*EXERCISE AIM*. Write out the items again, substituting "padlock-icon" for every "lock-icon" and keeping everything else the same.

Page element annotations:
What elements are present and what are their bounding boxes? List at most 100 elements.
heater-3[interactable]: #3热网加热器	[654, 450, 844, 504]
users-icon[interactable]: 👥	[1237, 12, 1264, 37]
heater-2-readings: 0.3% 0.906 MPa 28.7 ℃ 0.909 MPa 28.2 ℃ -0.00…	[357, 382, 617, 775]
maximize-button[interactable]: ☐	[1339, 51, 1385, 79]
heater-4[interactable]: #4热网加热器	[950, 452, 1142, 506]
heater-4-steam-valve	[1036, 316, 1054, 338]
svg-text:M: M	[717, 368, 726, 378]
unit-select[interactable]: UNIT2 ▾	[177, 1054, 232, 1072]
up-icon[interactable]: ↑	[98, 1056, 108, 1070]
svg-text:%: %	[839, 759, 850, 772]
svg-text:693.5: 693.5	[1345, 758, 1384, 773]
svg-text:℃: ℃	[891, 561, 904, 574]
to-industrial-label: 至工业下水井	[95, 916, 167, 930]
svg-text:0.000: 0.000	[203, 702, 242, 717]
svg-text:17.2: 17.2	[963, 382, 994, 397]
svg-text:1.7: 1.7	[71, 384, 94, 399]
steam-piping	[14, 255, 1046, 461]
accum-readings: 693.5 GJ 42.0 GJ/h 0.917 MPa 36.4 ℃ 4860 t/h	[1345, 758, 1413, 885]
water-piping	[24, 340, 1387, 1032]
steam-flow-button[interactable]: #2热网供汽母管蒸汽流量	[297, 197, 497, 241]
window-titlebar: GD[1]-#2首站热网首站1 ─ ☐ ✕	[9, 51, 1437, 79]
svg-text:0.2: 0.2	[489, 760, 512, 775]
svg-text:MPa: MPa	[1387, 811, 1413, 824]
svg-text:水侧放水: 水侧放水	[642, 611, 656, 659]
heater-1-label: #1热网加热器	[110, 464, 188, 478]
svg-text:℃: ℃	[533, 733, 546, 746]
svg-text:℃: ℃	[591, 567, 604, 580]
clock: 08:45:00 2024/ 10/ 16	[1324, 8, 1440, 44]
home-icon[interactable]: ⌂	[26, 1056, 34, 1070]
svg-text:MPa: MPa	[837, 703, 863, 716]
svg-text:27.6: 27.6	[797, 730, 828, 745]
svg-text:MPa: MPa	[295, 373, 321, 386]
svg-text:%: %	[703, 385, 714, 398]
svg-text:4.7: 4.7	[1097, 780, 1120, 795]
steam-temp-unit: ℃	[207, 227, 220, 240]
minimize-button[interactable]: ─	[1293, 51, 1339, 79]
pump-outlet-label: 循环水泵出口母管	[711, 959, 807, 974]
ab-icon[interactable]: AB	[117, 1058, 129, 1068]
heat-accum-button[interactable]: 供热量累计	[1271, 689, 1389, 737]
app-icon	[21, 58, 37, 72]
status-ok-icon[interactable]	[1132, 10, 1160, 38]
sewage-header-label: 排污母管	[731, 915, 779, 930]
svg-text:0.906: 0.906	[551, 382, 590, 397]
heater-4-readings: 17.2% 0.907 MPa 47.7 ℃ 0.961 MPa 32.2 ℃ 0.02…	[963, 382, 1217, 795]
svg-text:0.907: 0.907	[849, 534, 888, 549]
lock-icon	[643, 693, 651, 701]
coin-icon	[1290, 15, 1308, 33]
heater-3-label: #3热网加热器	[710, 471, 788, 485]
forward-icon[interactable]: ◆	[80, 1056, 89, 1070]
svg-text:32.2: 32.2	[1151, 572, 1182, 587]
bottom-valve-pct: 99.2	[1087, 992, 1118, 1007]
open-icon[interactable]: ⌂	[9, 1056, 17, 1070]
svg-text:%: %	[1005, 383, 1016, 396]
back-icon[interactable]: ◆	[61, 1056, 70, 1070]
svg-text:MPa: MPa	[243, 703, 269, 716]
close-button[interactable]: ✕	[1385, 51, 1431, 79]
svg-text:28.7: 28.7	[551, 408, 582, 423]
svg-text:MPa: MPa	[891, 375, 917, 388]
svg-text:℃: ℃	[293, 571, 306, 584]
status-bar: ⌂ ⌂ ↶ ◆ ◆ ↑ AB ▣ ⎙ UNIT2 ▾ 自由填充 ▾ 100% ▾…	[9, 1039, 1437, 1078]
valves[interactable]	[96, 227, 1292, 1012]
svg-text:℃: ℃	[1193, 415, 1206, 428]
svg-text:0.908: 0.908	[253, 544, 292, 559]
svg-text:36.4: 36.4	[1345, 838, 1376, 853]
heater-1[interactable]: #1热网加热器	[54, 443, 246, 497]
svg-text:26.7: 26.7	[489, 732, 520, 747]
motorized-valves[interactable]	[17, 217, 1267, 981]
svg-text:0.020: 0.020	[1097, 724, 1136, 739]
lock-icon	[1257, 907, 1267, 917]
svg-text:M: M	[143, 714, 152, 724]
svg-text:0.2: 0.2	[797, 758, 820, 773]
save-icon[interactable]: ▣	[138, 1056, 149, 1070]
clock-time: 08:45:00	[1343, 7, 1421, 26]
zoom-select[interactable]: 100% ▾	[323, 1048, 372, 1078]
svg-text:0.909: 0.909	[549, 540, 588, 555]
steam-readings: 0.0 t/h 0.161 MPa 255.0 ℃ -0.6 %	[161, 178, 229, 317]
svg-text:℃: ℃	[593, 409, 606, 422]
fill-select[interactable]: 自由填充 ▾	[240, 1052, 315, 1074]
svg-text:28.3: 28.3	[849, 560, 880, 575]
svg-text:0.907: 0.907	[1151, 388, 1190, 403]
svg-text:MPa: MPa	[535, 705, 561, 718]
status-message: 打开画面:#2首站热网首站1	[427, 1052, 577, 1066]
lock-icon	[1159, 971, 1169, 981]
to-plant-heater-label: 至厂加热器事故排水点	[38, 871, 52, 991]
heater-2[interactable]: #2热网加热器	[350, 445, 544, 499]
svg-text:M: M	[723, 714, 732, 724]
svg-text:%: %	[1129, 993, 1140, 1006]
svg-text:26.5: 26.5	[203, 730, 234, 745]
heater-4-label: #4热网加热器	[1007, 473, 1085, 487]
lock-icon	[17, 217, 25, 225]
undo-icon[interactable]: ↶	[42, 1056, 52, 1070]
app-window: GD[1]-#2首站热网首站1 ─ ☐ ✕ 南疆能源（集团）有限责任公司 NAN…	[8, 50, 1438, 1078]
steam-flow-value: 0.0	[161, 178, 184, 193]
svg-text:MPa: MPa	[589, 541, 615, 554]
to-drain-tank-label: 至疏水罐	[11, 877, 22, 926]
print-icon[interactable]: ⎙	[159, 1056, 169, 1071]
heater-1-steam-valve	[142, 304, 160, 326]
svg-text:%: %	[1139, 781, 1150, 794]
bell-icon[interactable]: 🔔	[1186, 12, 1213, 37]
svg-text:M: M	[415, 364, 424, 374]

*RESPONSE*.
What elements are present and what are their bounding boxes? List at most 100 elements.
heater-3[interactable]: #3热网加热器	[654, 450, 844, 504]
users-icon[interactable]: 👥	[1237, 12, 1264, 37]
heater-2-readings: 0.3% 0.906 MPa 28.7 ℃ 0.909 MPa 28.2 ℃ -0.00…	[357, 382, 617, 775]
maximize-button[interactable]: ☐	[1339, 51, 1385, 79]
heater-4[interactable]: #4热网加热器	[950, 452, 1142, 506]
heater-4-steam-valve	[1036, 316, 1054, 338]
svg-text:M: M	[717, 368, 726, 378]
unit-select[interactable]: UNIT2 ▾	[177, 1054, 232, 1072]
up-icon[interactable]: ↑	[98, 1056, 108, 1070]
svg-text:%: %	[839, 759, 850, 772]
svg-text:693.5: 693.5	[1345, 758, 1384, 773]
svg-text:℃: ℃	[891, 561, 904, 574]
to-industrial-label: 至工业下水井	[95, 916, 167, 930]
svg-text:0.000: 0.000	[203, 702, 242, 717]
svg-text:17.2: 17.2	[963, 382, 994, 397]
svg-text:1.7: 1.7	[71, 384, 94, 399]
steam-piping	[14, 255, 1046, 461]
accum-readings: 693.5 GJ 42.0 GJ/h 0.917 MPa 36.4 ℃ 4860 t/h	[1345, 758, 1413, 885]
water-piping	[24, 340, 1387, 1032]
steam-flow-button[interactable]: #2热网供汽母管蒸汽流量	[297, 197, 497, 241]
window-titlebar: GD[1]-#2首站热网首站1 ─ ☐ ✕	[9, 51, 1437, 79]
svg-text:0.2: 0.2	[489, 760, 512, 775]
svg-text:MPa: MPa	[1387, 811, 1413, 824]
svg-text:水侧放水: 水侧放水	[642, 611, 656, 659]
heater-1-label: #1热网加热器	[110, 464, 188, 478]
svg-text:℃: ℃	[533, 733, 546, 746]
svg-text:℃: ℃	[591, 567, 604, 580]
clock: 08:45:00 2024/ 10/ 16	[1324, 8, 1440, 44]
home-icon[interactable]: ⌂	[26, 1056, 34, 1070]
svg-text:MPa: MPa	[837, 703, 863, 716]
svg-text:27.6: 27.6	[797, 730, 828, 745]
svg-text:MPa: MPa	[295, 373, 321, 386]
svg-text:%: %	[703, 385, 714, 398]
svg-text:4.7: 4.7	[1097, 780, 1120, 795]
steam-temp-unit: ℃	[207, 227, 220, 240]
minimize-button[interactable]: ─	[1293, 51, 1339, 79]
pump-outlet-label: 循环水泵出口母管	[711, 959, 807, 974]
ab-icon[interactable]: AB	[117, 1058, 129, 1068]
heat-accum-button[interactable]: 供热量累计	[1271, 689, 1389, 737]
app-icon	[21, 58, 37, 72]
status-ok-icon[interactable]	[1132, 10, 1160, 38]
sewage-header-label: 排污母管	[731, 915, 779, 930]
svg-text:0.906: 0.906	[551, 382, 590, 397]
heater-4-readings: 17.2% 0.907 MPa 47.7 ℃ 0.961 MPa 32.2 ℃ 0.02…	[963, 382, 1217, 795]
svg-text:0.907: 0.907	[849, 534, 888, 549]
padlock-icon	[643, 693, 651, 701]
coin-icon	[1290, 15, 1308, 33]
heater-3-label: #3热网加热器	[710, 471, 788, 485]
forward-icon[interactable]: ◆	[80, 1056, 89, 1070]
svg-text:32.2: 32.2	[1151, 572, 1182, 587]
bottom-valve-pct: 99.2	[1087, 992, 1118, 1007]
open-icon[interactable]: ⌂	[9, 1056, 17, 1070]
svg-text:%: %	[1005, 383, 1016, 396]
back-icon[interactable]: ◆	[61, 1056, 70, 1070]
svg-text:MPa: MPa	[243, 703, 269, 716]
close-button[interactable]: ✕	[1385, 51, 1431, 79]
svg-text:28.7: 28.7	[551, 408, 582, 423]
svg-text:MPa: MPa	[891, 375, 917, 388]
svg-text:℃: ℃	[293, 571, 306, 584]
status-bar: ⌂ ⌂ ↶ ◆ ◆ ↑ AB ▣ ⎙ UNIT2 ▾ 自由填充 ▾ 100% ▾…	[9, 1039, 1437, 1078]
valves[interactable]	[96, 227, 1292, 1012]
svg-text:℃: ℃	[1193, 415, 1206, 428]
svg-text:0.908: 0.908	[253, 544, 292, 559]
svg-text:36.4: 36.4	[1345, 838, 1376, 853]
heater-1[interactable]: #1热网加热器	[54, 443, 246, 497]
svg-text:26.7: 26.7	[489, 732, 520, 747]
motorized-valves[interactable]	[17, 217, 1267, 981]
svg-text:0.020: 0.020	[1097, 724, 1136, 739]
padlock-icon	[1257, 907, 1267, 917]
svg-text:M: M	[143, 714, 152, 724]
svg-text:0.2: 0.2	[797, 758, 820, 773]
save-icon[interactable]: ▣	[138, 1056, 149, 1070]
clock-time: 08:45:00	[1343, 7, 1421, 26]
zoom-select[interactable]: 100% ▾	[323, 1048, 372, 1078]
svg-text:0.909: 0.909	[549, 540, 588, 555]
steam-readings: 0.0 t/h 0.161 MPa 255.0 ℃ -0.6 %	[161, 178, 229, 317]
svg-text:℃: ℃	[593, 409, 606, 422]
fill-select[interactable]: 自由填充 ▾	[240, 1052, 315, 1074]
svg-text:28.3: 28.3	[849, 560, 880, 575]
svg-text:0.907: 0.907	[1151, 388, 1190, 403]
svg-text:MPa: MPa	[535, 705, 561, 718]
status-message: 打开画面:#2首站热网首站1	[427, 1052, 577, 1066]
padlock-icon	[1159, 971, 1169, 981]
to-plant-heater-label: 至厂加热器事故排水点	[38, 871, 52, 991]
heater-2[interactable]: #2热网加热器	[350, 445, 544, 499]
svg-text:M: M	[723, 714, 732, 724]
svg-text:%: %	[1129, 993, 1140, 1006]
svg-text:26.5: 26.5	[203, 730, 234, 745]
heater-4-label: #4热网加热器	[1007, 473, 1085, 487]
padlock-icon	[17, 217, 25, 225]
undo-icon[interactable]: ↶	[42, 1056, 52, 1070]
app-window: GD[1]-#2首站热网首站1 ─ ☐ ✕ 南疆能源（集团）有限责任公司 NAN…	[8, 50, 1438, 1078]
steam-flow-value: 0.0	[161, 178, 184, 193]
svg-text:MPa: MPa	[589, 541, 615, 554]
to-drain-tank-label: 至疏水罐	[11, 877, 22, 926]
print-icon[interactable]: ⎙	[159, 1056, 169, 1071]
heater-1-steam-valve	[142, 304, 160, 326]
svg-text:%: %	[1139, 781, 1150, 794]
bell-icon[interactable]: 🔔	[1186, 12, 1213, 37]
svg-text:M: M	[415, 364, 424, 374]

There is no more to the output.